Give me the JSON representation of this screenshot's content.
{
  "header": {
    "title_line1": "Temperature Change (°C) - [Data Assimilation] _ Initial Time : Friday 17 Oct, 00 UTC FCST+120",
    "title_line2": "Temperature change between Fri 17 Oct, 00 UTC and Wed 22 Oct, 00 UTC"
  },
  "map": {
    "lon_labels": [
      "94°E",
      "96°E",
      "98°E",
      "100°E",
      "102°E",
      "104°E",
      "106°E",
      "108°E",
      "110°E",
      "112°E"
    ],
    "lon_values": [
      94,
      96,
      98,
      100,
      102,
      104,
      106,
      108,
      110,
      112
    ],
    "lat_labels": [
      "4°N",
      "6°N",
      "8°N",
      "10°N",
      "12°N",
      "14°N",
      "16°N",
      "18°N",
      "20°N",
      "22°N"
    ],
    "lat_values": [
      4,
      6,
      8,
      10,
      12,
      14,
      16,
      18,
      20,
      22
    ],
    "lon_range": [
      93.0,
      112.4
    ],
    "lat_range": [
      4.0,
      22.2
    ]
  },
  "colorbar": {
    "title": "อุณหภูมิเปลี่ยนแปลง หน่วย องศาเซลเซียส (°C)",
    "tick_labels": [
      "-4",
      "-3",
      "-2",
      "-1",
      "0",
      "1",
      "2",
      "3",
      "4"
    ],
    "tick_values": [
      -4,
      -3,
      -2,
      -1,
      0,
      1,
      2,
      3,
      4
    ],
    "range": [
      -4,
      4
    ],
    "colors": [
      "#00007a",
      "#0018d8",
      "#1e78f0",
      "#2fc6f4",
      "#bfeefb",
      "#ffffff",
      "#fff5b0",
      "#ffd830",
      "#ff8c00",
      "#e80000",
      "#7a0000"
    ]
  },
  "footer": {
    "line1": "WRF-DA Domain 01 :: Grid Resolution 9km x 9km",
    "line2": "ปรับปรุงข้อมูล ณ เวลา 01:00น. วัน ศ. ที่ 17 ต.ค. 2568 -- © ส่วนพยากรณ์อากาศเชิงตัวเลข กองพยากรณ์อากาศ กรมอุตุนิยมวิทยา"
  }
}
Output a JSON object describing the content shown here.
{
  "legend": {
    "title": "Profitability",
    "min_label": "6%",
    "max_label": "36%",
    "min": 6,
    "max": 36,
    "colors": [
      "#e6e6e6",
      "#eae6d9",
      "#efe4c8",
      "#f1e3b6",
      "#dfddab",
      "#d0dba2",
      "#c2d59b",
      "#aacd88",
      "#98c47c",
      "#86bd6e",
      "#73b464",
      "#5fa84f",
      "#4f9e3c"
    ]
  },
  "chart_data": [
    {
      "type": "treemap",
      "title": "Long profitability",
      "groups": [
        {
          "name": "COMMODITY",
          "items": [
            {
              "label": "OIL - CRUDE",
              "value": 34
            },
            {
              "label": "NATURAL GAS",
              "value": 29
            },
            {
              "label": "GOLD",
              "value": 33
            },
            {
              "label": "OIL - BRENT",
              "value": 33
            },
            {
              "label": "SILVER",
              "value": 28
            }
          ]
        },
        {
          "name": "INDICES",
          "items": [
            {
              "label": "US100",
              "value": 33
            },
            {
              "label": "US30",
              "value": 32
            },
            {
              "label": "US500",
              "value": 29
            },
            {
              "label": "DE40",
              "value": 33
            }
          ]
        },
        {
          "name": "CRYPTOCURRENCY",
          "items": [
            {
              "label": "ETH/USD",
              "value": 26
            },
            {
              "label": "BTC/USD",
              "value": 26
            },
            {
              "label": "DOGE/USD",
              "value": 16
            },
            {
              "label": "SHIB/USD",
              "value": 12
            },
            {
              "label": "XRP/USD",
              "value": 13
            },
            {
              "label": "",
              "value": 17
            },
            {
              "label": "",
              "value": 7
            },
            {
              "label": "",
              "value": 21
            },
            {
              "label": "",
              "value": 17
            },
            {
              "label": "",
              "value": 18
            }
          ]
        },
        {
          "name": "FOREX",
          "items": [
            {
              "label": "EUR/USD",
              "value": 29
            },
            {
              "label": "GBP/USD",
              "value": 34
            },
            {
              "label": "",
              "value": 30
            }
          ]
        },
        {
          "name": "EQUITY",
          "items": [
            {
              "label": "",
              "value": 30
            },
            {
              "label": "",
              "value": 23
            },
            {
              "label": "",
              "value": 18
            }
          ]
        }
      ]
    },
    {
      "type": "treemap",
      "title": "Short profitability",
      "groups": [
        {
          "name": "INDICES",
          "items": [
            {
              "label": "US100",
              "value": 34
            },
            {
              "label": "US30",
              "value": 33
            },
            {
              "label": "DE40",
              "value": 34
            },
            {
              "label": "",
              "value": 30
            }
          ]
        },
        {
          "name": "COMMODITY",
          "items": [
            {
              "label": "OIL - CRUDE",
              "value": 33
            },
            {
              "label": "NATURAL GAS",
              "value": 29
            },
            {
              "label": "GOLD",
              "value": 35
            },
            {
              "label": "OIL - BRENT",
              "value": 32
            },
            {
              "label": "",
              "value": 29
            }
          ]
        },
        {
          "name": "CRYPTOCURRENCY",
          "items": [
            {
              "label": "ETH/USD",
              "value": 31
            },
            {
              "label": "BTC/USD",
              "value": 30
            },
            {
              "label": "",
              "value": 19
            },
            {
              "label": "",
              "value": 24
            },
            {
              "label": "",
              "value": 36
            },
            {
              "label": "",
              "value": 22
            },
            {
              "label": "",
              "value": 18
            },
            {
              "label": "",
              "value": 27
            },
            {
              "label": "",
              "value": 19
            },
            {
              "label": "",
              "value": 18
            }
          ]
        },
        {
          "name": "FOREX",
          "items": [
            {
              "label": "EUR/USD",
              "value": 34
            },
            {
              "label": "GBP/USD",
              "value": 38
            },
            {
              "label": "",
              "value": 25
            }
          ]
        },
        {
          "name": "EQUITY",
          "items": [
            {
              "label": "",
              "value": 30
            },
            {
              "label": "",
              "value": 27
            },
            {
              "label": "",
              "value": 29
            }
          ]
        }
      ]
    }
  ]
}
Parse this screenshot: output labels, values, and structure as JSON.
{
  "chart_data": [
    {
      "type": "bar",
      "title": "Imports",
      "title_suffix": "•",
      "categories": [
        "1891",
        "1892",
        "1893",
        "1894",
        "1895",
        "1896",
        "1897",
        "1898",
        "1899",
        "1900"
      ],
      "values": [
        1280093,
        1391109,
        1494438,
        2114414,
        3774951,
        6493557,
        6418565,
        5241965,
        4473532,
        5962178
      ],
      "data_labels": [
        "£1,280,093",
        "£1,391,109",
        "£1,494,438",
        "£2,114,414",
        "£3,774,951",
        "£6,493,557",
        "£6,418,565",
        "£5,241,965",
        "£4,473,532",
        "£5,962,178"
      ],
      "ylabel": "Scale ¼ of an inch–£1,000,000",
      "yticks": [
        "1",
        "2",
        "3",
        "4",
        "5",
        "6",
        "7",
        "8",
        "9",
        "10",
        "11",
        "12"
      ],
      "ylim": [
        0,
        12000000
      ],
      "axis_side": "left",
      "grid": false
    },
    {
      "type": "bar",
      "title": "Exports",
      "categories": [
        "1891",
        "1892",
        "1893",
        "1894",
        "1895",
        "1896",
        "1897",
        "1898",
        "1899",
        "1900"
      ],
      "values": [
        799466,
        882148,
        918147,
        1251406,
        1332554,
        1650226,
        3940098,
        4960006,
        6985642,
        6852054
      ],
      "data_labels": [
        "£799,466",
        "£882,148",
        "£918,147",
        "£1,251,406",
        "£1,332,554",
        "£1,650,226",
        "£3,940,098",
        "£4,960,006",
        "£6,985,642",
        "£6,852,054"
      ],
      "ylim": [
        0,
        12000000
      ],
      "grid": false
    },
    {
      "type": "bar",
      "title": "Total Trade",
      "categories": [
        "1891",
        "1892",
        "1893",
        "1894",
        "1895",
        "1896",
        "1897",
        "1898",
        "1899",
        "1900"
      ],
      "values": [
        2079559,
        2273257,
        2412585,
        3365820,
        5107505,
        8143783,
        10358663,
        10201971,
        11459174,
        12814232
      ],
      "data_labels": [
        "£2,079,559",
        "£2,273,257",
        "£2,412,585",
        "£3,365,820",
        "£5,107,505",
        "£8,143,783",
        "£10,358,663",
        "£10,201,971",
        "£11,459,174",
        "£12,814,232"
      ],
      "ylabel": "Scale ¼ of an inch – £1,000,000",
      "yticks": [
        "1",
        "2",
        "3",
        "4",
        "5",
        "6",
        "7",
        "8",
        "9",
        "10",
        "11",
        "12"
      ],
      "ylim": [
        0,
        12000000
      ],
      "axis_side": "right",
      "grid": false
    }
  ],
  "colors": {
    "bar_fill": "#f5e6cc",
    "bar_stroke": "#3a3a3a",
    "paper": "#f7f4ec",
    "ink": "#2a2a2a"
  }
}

Task objective: Go through the listing above and pull out each line containing the word "ylabel".

The result:
      "ylabel": "Scale ¼ of an inch–£1,000,000",
      "ylabel": "Scale ¼ of an inch – £1,000,000",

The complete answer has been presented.